What is expected: Reproduce every item below word for word.

** START **

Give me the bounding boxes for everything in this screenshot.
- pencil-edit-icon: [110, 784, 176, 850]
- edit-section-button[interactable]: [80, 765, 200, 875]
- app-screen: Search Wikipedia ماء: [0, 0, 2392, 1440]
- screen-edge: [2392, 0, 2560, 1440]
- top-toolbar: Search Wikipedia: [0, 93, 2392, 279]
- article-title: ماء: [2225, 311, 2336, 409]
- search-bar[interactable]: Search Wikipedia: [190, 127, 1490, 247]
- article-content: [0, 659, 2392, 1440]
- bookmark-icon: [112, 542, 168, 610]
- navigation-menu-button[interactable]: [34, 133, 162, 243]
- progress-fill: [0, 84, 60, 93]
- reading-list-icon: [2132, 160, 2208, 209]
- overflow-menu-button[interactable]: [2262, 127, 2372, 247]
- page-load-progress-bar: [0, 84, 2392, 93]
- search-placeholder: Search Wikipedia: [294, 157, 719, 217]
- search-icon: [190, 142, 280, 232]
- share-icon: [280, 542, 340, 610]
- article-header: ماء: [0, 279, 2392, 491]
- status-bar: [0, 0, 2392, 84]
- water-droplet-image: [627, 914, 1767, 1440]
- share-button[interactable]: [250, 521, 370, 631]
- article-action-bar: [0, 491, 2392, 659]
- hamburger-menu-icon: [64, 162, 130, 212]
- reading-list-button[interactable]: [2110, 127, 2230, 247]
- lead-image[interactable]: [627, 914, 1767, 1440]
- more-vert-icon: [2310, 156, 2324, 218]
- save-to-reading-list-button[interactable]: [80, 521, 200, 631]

** END **

Solution:
Give me the bounding boxes for everything in this screenshot.
- pencil-edit-icon: [110, 784, 176, 850]
- edit-section-button[interactable]: [80, 765, 200, 875]
- app-screen: Search Wikipedia ماء: [0, 0, 2392, 1440]
- screen-edge: [2392, 0, 2560, 1440]
- top-toolbar: Search Wikipedia: [0, 93, 2392, 279]
- article-title: ماء: [2225, 311, 2336, 409]
- search-bar[interactable]: Search Wikipedia: [190, 127, 1490, 247]
- article-content: [0, 659, 2392, 1440]
- bookmark-icon: [112, 542, 168, 610]
- navigation-menu-button[interactable]: [34, 133, 162, 243]
- progress-fill: [0, 84, 60, 93]
- reading-list-icon: [2132, 160, 2208, 209]
- overflow-menu-button[interactable]: [2262, 127, 2372, 247]
- page-load-progress-bar: [0, 84, 2392, 93]
- search-placeholder: Search Wikipedia: [294, 157, 719, 217]
- search-icon: [190, 142, 280, 232]
- share-icon: [280, 542, 340, 610]
- article-header: ماء: [0, 279, 2392, 491]
- status-bar: [0, 0, 2392, 84]
- water-droplet-image: [627, 914, 1767, 1440]
- share-button[interactable]: [250, 521, 370, 631]
- article-action-bar: [0, 491, 2392, 659]
- hamburger-menu-icon: [64, 162, 130, 212]
- reading-list-button[interactable]: [2110, 127, 2230, 247]
- lead-image[interactable]: [627, 914, 1767, 1440]
- more-vert-icon: [2310, 156, 2324, 218]
- save-to-reading-list-button[interactable]: [80, 521, 200, 631]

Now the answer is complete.